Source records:
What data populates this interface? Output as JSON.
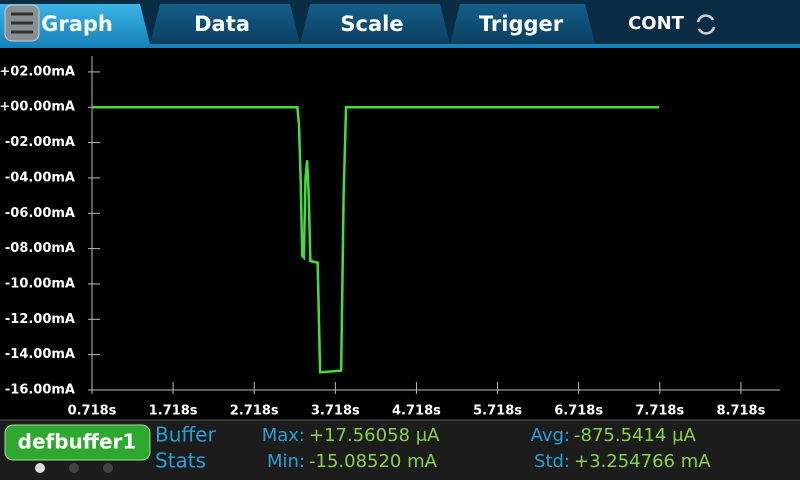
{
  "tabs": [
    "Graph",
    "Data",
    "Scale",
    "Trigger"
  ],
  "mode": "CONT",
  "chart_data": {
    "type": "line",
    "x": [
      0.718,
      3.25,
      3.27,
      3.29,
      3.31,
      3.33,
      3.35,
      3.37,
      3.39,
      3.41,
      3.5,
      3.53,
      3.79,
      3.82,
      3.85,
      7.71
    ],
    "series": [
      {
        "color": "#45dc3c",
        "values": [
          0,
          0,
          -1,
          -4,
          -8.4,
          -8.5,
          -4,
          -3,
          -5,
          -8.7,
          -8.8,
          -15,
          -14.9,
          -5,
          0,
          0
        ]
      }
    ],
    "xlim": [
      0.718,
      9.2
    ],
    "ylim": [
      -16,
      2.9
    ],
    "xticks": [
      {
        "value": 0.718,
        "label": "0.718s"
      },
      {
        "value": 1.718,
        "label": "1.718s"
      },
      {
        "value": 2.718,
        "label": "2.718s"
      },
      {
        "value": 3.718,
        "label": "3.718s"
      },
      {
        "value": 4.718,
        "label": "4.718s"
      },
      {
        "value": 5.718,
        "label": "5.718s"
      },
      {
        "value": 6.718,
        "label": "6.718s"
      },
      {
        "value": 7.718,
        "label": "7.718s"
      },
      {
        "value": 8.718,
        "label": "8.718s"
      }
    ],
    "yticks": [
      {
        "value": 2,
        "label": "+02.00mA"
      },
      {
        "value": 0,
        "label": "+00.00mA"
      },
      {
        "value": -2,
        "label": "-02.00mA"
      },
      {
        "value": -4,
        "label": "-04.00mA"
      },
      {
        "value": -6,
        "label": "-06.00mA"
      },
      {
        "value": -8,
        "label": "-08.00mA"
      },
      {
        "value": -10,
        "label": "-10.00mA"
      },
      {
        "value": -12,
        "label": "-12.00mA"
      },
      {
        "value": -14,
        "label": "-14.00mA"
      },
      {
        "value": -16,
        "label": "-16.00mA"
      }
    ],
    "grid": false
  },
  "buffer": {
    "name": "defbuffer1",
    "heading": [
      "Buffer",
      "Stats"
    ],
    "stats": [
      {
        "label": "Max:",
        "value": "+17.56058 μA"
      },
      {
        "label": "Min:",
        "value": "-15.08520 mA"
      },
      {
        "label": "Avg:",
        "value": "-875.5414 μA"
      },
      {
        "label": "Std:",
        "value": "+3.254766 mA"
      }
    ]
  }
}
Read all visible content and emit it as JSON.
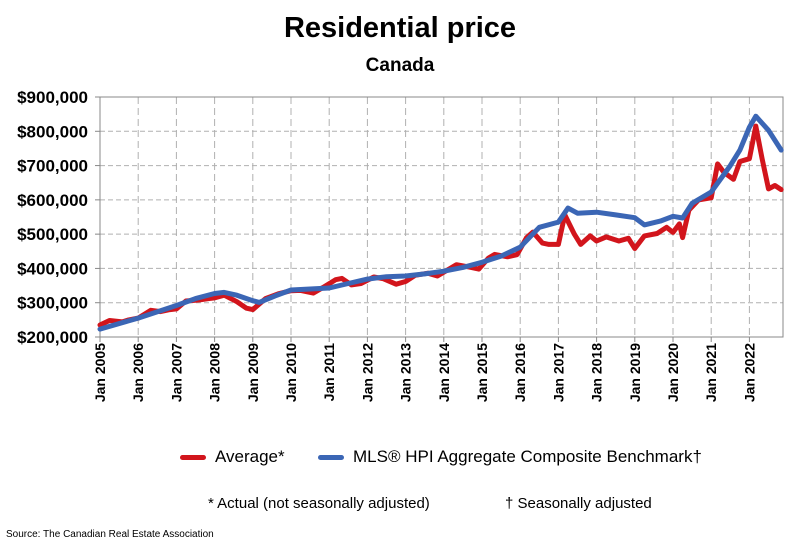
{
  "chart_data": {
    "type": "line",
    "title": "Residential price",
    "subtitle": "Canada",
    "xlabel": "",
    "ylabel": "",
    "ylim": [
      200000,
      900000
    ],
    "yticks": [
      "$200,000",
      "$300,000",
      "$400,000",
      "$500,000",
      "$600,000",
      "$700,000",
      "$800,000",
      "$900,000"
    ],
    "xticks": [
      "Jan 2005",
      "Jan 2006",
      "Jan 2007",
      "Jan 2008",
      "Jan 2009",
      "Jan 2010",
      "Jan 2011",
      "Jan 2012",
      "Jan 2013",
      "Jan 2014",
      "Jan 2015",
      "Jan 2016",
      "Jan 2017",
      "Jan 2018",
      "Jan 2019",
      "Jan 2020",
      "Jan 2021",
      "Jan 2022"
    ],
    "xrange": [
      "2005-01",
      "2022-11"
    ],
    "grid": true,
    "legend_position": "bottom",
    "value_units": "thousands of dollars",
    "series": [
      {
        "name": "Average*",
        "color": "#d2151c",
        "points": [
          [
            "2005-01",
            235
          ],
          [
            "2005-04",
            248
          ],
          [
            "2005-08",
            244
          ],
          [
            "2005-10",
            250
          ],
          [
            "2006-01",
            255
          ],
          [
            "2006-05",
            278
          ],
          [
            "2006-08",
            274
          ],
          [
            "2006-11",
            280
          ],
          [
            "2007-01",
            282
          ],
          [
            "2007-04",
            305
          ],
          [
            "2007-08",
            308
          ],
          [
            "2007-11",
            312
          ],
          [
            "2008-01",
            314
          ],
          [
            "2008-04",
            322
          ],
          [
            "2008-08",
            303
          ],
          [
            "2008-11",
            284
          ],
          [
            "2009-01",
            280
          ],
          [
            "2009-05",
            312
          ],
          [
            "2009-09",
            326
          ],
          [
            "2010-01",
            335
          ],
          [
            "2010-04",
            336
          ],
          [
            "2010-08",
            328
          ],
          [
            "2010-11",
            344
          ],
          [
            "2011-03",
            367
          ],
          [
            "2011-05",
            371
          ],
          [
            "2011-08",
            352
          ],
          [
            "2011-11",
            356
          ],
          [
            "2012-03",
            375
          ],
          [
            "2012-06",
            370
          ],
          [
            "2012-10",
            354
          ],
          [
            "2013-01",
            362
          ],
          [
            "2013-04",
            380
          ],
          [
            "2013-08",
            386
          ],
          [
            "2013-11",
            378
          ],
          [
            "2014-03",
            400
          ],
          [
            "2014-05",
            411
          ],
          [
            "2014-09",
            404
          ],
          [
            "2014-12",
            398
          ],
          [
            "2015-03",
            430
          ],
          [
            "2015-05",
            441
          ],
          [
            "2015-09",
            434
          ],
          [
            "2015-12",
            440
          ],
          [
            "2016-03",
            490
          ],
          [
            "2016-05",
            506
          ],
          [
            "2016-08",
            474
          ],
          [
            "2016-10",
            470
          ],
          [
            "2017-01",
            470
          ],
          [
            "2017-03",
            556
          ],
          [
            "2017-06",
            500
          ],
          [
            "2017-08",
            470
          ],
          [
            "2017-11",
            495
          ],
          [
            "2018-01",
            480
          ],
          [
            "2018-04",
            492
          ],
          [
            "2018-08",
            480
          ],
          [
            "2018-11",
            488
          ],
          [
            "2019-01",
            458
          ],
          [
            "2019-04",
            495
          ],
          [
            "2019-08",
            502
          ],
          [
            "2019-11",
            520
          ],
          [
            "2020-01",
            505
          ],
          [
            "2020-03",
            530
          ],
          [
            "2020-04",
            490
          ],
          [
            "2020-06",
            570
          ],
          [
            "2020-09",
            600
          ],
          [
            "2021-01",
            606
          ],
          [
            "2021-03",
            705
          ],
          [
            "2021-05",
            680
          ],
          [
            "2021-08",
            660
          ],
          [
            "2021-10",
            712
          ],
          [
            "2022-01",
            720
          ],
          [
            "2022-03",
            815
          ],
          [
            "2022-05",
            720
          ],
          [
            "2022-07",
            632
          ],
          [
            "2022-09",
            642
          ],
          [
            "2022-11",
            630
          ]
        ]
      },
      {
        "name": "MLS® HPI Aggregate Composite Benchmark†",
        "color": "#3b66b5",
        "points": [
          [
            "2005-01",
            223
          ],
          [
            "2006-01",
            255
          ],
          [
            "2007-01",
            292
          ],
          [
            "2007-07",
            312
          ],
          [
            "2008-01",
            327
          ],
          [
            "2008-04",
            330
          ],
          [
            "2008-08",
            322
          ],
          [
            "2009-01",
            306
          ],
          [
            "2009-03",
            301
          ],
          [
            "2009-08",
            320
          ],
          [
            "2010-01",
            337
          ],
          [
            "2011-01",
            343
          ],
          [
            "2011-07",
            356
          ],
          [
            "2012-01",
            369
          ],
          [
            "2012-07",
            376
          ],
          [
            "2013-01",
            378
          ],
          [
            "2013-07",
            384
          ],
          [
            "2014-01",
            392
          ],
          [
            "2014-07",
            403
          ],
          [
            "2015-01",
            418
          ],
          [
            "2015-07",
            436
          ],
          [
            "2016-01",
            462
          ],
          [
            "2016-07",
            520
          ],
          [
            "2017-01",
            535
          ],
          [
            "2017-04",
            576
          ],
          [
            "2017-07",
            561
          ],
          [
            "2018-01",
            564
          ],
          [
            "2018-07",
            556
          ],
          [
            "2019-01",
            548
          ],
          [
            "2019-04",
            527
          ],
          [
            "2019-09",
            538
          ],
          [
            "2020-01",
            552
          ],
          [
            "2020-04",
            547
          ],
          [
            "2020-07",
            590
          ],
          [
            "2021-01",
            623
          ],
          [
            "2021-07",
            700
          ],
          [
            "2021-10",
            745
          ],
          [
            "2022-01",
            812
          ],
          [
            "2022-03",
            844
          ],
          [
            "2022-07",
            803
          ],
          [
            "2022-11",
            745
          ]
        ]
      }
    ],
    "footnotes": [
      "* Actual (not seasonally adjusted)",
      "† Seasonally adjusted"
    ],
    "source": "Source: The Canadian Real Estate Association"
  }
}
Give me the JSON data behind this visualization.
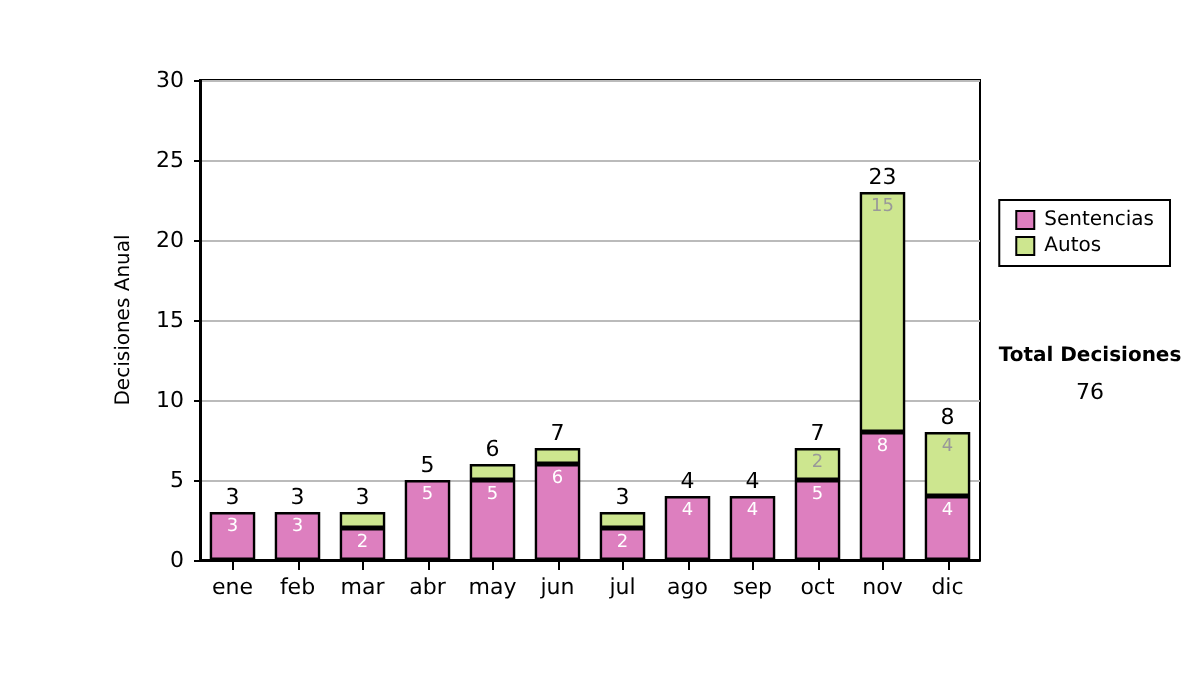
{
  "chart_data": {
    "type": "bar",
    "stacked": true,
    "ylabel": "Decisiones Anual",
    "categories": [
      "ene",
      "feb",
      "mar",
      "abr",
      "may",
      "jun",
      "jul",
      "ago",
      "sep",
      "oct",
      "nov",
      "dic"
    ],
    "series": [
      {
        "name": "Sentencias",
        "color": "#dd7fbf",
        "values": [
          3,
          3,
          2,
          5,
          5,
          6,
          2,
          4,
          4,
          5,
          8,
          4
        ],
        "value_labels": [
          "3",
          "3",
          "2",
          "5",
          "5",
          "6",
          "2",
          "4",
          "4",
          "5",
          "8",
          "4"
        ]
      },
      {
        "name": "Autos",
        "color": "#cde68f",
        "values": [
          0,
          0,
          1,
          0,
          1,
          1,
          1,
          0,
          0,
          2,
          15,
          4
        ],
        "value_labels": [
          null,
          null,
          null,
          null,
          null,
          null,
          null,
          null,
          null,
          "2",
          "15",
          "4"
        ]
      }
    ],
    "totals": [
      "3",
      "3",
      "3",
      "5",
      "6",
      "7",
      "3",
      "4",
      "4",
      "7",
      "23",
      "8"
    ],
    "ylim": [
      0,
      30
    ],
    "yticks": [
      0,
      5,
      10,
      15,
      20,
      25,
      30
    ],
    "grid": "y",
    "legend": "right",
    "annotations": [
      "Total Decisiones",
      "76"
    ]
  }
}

Exercise brief:
Copy out every line from the material above in which the word "color" appears.

Correct answer:
        "color": "#45dc3c",
        "color": "#d2151c",
        "color": "#3b66b5",
        "color": "#dd7fbf",
        "color": "#cde68f",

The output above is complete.